§ **PROBLEM TO SOLVE**: Copy all lines below containing "experto".
'''
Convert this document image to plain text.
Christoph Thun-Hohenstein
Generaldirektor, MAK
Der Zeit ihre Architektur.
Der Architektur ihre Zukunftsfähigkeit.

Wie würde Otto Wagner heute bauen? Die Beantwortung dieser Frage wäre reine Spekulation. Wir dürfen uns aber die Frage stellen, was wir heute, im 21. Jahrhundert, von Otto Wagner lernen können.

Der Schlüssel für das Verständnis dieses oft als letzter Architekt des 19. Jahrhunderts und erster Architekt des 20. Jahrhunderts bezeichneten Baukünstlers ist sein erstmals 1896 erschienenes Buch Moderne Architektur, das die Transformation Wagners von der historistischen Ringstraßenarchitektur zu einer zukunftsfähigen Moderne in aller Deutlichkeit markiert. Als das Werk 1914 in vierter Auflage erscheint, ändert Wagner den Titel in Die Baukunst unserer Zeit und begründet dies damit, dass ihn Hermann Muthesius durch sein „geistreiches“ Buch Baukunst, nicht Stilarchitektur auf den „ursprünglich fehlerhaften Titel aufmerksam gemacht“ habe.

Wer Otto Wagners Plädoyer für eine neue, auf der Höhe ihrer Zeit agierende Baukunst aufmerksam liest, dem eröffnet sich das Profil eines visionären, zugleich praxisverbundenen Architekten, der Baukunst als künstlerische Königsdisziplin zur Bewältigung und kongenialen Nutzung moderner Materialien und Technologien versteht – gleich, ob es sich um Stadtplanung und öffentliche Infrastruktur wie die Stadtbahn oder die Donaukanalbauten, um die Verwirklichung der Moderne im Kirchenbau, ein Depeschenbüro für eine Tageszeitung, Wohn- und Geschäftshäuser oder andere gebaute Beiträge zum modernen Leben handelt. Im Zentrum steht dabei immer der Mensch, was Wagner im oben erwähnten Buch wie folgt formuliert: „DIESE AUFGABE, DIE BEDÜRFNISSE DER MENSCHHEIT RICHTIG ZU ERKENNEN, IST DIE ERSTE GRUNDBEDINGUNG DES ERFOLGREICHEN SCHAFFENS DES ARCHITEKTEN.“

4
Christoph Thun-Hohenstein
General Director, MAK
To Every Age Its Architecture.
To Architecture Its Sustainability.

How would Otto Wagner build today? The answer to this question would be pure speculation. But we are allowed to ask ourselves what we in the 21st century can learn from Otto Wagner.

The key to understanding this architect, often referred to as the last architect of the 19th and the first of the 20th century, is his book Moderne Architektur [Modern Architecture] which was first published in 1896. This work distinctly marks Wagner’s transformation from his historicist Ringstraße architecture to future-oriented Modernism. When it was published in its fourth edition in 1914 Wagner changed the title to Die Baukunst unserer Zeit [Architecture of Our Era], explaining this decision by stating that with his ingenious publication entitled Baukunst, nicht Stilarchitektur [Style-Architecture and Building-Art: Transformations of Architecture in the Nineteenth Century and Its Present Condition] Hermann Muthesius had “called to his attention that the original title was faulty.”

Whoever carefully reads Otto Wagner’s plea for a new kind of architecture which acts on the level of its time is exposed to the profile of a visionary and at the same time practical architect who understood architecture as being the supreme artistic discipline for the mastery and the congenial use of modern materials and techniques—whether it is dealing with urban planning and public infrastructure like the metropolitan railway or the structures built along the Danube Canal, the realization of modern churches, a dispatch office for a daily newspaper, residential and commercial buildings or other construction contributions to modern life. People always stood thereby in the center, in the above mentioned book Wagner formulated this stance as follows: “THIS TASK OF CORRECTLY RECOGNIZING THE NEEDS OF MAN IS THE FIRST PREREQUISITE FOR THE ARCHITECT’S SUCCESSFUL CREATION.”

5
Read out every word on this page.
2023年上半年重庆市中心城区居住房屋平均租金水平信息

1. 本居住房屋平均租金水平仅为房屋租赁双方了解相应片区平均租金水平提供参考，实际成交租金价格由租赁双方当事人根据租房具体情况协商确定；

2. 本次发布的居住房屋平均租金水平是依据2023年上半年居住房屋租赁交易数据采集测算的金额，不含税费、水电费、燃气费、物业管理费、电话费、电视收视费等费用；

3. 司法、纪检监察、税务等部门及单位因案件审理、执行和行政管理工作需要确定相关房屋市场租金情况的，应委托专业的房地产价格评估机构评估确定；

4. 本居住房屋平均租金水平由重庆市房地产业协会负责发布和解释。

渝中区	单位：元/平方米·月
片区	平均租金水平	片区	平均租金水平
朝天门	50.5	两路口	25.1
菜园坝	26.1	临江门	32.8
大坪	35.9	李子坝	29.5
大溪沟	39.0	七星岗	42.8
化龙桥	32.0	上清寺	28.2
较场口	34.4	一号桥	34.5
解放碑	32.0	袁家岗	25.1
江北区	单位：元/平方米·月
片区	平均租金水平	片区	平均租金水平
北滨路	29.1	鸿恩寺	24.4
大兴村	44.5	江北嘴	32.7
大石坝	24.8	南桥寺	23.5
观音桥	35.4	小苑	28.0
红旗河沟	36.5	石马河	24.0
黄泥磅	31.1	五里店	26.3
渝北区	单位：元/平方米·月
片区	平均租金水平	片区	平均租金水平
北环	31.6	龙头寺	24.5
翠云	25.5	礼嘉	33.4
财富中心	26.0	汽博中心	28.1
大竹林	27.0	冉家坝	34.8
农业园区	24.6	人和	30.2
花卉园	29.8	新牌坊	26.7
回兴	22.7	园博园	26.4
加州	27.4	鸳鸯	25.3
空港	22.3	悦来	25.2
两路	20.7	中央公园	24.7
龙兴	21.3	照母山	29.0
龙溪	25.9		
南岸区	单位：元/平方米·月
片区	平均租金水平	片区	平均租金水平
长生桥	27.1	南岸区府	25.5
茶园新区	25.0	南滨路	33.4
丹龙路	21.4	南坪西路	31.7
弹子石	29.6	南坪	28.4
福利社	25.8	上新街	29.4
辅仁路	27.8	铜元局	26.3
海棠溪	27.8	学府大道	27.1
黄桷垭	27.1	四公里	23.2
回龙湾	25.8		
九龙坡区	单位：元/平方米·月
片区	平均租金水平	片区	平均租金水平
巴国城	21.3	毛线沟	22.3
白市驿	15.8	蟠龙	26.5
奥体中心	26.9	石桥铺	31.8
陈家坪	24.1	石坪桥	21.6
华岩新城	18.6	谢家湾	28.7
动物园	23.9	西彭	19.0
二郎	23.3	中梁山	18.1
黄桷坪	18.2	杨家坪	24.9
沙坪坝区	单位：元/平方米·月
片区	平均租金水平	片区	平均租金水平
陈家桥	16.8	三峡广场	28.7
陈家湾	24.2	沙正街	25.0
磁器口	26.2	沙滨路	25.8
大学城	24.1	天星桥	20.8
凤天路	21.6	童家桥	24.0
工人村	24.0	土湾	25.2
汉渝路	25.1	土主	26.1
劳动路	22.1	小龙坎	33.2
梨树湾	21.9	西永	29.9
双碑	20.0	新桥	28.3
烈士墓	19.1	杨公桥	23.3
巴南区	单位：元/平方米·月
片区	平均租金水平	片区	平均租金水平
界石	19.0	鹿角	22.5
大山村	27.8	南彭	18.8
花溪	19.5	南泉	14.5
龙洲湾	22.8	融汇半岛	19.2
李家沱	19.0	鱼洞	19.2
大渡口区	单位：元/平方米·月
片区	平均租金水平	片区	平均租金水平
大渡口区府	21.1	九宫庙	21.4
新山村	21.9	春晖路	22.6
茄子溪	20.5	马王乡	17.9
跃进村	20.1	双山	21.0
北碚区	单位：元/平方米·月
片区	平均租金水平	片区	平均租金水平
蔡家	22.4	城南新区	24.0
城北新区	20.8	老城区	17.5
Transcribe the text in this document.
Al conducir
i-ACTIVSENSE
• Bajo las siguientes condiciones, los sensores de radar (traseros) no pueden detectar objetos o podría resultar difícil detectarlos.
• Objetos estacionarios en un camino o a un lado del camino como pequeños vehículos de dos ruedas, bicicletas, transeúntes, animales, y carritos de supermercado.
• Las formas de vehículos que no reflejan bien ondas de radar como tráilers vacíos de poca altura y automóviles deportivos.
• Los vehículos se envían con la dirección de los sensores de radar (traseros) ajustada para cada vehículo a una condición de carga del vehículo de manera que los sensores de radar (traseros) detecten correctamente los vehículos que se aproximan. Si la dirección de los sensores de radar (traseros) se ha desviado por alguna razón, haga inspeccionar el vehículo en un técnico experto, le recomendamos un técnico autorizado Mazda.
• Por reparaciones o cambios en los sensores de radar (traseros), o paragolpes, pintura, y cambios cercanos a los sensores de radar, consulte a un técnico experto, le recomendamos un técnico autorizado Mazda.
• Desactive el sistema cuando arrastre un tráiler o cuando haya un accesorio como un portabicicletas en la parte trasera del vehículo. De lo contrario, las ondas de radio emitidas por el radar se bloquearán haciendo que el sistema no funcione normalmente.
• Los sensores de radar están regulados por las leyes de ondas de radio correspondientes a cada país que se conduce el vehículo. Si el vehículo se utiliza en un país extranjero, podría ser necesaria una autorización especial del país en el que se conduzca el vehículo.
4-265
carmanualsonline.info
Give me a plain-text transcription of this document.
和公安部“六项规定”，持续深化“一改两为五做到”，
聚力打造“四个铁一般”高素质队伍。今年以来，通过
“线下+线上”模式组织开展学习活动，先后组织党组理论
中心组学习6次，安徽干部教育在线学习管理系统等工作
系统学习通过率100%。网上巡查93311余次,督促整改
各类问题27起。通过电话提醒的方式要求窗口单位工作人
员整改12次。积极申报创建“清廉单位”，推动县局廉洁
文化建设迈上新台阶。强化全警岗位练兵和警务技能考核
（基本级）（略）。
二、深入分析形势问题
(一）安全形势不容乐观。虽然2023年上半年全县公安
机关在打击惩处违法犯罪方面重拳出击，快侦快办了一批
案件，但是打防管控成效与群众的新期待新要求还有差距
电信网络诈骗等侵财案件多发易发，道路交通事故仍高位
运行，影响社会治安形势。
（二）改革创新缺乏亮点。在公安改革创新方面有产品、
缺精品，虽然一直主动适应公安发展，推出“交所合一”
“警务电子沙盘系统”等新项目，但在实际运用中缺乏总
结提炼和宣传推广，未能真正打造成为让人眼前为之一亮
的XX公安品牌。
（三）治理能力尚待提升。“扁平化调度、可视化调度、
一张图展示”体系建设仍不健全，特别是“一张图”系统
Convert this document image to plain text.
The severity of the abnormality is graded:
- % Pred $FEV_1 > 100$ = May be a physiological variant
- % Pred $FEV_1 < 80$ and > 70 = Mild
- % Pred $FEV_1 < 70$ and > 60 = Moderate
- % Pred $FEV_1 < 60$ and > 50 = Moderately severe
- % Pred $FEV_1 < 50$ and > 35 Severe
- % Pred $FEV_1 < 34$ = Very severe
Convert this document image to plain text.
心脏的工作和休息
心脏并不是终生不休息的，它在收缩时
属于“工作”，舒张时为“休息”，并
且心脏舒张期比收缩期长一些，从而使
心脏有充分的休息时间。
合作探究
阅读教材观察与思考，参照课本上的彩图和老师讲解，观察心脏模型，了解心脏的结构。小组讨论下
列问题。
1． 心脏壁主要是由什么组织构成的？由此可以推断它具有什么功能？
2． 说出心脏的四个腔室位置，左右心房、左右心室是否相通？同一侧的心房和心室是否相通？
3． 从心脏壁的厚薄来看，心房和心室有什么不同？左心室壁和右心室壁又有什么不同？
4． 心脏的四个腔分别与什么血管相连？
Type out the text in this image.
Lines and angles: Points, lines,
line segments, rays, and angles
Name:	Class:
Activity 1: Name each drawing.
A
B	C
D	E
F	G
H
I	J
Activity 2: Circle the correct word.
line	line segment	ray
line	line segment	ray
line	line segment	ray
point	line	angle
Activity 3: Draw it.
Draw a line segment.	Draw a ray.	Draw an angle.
'''
§ **CORRECT RESPONSE**:
• Los vehículos se envían con la dirección de los sensores de radar (traseros) ajustada para cada vehículo a una condición de carga del vehículo de manera que los sensores de radar (traseros) detecten correctamente los vehículos que se aproximan. Si la dirección de los sensores de radar (traseros) se ha desviado por alguna razón, haga inspeccionar el vehículo en un técnico experto, le recomendamos un técnico autorizado Mazda.
• Por reparaciones o cambios en los sensores de radar (traseros), o paragolpes, pintura, y cambios cercanos a los sensores de radar, consulte a un técnico experto, le recomendamos un técnico autorizado Mazda.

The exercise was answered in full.